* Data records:

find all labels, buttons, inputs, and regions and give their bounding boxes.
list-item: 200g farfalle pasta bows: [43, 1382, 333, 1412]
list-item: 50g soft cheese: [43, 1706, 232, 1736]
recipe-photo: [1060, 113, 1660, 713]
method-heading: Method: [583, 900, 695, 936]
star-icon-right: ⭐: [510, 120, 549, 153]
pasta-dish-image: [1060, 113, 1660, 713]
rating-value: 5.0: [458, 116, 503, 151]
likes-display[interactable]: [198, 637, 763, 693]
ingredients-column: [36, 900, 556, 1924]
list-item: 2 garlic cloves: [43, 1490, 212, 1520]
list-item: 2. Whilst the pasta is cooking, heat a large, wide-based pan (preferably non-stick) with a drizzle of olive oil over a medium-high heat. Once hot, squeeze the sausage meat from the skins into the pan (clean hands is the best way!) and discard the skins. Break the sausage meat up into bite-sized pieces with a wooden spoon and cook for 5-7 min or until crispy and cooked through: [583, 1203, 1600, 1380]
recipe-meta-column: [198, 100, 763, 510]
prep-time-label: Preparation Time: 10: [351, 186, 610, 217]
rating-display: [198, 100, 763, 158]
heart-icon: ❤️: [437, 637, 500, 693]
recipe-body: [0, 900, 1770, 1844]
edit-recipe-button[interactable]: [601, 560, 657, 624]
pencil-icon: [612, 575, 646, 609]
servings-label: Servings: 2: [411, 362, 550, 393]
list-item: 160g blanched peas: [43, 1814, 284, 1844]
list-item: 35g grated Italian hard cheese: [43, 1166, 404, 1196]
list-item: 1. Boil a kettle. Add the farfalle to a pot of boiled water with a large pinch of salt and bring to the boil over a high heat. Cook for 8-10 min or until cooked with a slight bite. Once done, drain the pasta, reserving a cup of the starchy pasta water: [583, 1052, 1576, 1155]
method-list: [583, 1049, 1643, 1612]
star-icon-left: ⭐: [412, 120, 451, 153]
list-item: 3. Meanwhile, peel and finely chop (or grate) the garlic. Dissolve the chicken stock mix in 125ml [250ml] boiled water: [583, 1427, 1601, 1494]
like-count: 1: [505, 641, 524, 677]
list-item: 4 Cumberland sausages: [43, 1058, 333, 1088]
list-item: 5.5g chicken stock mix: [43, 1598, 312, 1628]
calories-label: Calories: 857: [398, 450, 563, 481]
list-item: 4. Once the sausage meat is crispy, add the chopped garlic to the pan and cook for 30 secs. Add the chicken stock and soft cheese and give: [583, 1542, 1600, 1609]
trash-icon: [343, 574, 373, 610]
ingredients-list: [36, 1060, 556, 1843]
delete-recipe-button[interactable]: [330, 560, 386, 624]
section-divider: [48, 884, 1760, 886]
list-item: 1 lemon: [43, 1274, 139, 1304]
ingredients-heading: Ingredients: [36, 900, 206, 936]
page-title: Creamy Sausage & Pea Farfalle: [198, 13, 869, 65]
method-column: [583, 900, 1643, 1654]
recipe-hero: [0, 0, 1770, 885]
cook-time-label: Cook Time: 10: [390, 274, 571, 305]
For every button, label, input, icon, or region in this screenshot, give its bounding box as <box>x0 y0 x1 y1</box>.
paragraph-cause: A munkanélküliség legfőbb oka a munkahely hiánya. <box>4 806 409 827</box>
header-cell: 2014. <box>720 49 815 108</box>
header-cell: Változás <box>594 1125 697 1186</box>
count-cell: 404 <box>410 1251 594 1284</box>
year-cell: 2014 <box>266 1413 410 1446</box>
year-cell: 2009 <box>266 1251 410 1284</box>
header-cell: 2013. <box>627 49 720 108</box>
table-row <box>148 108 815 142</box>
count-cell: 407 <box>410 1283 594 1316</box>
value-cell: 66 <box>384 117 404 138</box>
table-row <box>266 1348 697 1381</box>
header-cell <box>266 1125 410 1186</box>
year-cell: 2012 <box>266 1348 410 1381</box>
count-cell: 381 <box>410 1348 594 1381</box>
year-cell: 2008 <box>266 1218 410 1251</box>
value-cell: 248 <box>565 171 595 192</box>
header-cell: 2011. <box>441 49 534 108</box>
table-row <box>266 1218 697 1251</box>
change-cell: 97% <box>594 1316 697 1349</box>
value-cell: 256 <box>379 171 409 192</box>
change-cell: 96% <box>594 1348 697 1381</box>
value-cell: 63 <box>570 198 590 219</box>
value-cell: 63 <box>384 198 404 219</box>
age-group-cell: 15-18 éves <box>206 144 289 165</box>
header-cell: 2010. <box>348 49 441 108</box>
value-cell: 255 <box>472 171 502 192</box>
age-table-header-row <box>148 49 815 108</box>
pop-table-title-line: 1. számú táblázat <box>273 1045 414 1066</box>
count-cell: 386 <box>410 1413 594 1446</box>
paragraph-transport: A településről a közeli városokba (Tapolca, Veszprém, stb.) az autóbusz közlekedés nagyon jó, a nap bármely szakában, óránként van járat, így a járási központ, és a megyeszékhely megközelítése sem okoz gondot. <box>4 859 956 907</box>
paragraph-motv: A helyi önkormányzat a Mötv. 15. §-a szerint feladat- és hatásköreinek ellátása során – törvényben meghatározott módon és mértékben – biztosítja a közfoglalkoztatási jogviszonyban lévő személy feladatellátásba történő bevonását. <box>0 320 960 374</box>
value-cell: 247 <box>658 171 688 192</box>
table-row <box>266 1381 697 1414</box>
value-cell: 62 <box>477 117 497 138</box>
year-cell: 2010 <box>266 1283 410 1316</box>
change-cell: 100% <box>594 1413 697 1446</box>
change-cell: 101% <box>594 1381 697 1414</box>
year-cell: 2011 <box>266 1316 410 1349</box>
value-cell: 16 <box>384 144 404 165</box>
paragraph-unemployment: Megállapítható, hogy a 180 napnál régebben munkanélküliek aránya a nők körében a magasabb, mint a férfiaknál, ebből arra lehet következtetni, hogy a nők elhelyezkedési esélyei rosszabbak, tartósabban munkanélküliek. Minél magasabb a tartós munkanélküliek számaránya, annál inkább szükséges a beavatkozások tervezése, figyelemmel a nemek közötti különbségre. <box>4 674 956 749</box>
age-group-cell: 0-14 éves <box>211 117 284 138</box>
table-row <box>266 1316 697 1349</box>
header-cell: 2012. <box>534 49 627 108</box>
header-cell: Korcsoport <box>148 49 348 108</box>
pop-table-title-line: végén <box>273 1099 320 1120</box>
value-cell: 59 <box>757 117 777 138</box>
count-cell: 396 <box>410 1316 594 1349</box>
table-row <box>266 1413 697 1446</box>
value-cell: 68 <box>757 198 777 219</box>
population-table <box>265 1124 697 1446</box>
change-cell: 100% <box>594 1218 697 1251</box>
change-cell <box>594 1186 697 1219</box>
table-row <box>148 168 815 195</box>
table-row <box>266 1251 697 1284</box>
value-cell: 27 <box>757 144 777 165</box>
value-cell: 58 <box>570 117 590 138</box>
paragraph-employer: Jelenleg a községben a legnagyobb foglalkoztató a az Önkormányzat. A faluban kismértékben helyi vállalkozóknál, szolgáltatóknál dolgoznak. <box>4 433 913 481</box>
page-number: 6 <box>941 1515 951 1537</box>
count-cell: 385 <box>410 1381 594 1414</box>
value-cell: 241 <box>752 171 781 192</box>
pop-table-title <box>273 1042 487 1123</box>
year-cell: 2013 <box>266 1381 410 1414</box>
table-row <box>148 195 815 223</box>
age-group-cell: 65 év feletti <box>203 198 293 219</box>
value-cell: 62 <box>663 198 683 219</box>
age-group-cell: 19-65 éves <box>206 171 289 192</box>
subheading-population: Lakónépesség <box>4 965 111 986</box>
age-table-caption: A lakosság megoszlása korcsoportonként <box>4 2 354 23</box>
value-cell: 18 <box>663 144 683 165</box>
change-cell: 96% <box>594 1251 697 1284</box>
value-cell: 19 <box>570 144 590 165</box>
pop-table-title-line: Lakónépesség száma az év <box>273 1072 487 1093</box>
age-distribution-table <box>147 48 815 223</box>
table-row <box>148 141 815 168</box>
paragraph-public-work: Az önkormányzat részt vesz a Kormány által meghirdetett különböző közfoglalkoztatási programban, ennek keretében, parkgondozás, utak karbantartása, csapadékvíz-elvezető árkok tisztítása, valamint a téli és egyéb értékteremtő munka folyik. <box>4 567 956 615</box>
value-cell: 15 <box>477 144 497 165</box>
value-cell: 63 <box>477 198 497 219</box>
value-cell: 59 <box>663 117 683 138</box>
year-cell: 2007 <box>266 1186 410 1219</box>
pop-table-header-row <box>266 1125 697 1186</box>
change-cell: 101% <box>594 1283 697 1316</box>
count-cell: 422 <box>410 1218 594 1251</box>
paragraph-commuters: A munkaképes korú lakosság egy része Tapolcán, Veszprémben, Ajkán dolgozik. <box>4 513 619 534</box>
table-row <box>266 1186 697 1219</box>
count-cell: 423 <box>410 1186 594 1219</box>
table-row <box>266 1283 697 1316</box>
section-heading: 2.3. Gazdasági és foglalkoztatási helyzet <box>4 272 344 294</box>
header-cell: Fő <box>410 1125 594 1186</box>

* WHAT IS EXPECTED:
Which lines in the data above contain the word "cheese"? Select every such line and copy it whole, matching case exactly.

* SOLVED EXERCISE:
list-item: 50g soft cheese: [43, 1706, 232, 1736]
list-item: 35g grated Italian hard cheese: [43, 1166, 404, 1196]
list-item: 4. Once the sausage meat is crispy, add the chopped garlic to the pan and cook for 30 secs. Add the chicken stock and soft cheese and give: [583, 1542, 1600, 1609]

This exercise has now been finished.